INPUT FOR THIS TASK:
━━━━━━━━

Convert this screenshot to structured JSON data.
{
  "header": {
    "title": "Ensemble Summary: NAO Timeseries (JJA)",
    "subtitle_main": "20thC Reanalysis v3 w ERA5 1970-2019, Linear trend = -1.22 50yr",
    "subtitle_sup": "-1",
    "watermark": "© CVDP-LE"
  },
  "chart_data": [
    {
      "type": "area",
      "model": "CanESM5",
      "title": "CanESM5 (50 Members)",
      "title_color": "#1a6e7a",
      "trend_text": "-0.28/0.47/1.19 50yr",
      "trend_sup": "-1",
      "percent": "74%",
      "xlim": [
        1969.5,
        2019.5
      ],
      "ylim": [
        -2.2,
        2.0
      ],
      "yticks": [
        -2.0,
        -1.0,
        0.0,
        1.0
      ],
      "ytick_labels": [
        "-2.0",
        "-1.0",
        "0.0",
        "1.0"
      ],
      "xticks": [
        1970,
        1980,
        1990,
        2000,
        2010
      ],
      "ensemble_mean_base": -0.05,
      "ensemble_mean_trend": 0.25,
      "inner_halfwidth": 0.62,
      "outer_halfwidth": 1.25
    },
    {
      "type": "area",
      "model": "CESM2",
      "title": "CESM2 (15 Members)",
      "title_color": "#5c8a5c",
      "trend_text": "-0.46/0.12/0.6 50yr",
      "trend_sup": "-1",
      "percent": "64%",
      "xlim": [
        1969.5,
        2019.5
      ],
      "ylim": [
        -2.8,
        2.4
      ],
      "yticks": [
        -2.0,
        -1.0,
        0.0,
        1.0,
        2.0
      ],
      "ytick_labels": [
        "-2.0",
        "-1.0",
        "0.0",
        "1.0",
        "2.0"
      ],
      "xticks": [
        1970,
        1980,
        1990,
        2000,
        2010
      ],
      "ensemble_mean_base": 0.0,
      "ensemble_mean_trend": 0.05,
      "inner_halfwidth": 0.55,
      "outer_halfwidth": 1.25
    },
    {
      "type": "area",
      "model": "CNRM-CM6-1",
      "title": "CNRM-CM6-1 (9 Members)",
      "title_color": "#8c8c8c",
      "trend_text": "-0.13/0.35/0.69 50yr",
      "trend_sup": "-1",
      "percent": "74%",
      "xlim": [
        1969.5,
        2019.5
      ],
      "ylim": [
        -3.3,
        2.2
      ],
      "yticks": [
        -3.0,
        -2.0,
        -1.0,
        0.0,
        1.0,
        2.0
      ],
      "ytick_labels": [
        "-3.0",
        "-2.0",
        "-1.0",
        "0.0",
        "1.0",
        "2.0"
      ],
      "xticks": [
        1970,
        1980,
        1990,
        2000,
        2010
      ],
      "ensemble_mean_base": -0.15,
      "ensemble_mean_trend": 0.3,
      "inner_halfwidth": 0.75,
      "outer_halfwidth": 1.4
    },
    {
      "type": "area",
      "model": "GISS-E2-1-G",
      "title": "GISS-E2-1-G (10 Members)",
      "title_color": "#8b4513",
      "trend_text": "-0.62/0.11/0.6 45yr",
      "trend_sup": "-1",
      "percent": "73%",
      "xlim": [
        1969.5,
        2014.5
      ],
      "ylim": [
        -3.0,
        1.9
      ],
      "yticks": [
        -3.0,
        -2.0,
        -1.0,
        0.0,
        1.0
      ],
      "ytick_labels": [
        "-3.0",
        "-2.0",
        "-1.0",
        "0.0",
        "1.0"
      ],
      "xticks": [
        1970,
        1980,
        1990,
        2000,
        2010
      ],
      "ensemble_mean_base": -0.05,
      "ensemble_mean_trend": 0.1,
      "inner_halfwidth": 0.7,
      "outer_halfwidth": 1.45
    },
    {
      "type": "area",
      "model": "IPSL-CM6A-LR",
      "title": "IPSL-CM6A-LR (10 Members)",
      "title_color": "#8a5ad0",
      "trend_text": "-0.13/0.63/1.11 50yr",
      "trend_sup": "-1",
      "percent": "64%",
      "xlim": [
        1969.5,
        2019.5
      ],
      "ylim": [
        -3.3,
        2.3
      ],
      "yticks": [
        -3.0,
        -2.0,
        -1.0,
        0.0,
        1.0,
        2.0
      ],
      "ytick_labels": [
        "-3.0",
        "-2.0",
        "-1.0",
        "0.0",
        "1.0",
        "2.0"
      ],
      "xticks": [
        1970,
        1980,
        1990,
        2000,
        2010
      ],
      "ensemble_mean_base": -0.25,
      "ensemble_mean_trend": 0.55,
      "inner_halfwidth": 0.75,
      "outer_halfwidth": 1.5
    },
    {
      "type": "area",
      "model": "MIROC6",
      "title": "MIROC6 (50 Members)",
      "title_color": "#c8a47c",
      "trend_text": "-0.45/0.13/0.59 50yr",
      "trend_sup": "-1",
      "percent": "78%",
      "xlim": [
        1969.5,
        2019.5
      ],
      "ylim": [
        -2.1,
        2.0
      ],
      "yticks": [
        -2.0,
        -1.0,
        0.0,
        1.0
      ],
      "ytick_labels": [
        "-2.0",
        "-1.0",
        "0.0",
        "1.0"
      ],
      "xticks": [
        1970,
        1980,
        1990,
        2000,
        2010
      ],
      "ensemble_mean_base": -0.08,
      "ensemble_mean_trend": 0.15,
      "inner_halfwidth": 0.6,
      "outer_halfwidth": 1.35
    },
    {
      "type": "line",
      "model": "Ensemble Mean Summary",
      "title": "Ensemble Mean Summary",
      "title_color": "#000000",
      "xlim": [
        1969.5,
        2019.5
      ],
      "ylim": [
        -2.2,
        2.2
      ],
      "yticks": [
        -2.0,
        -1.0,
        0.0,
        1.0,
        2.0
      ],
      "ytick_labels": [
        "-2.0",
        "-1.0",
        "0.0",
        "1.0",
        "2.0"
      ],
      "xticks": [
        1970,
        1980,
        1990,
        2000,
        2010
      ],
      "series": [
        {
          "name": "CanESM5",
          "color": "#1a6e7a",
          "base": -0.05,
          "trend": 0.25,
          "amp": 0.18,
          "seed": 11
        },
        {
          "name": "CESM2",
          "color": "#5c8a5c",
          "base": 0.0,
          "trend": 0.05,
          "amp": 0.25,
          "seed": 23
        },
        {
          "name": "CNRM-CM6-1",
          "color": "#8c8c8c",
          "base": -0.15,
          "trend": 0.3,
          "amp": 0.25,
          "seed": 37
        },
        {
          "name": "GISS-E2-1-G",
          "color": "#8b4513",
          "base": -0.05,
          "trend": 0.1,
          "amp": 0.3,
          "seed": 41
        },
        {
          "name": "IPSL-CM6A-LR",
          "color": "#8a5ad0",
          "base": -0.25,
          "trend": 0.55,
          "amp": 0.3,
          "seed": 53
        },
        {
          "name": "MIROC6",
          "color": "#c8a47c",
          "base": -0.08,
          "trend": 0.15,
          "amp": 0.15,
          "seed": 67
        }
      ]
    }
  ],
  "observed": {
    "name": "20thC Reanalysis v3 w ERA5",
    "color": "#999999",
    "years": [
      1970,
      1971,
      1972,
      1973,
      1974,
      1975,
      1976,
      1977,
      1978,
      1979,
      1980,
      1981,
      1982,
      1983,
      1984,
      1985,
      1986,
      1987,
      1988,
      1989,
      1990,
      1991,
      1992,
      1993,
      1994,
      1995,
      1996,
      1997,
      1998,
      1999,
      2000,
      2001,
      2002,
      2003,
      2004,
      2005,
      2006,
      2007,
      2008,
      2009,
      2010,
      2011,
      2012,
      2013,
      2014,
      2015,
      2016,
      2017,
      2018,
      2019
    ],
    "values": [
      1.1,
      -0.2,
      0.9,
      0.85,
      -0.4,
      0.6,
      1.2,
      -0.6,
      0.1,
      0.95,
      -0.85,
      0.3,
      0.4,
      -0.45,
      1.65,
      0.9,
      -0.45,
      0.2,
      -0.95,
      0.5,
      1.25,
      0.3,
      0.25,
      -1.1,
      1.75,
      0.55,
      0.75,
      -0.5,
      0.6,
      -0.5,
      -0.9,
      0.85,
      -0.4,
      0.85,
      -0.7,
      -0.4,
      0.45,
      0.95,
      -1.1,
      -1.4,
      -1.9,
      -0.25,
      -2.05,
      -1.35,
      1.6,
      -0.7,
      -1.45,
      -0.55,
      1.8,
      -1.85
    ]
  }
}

━━━━━━━━

WHAT TO WORK ON:
Show the lines from the data above that contain the string "seed".

OUTPUT:
          "seed": 11
          "seed": 23
          "seed": 37
          "seed": 41
          "seed": 53
          "seed": 67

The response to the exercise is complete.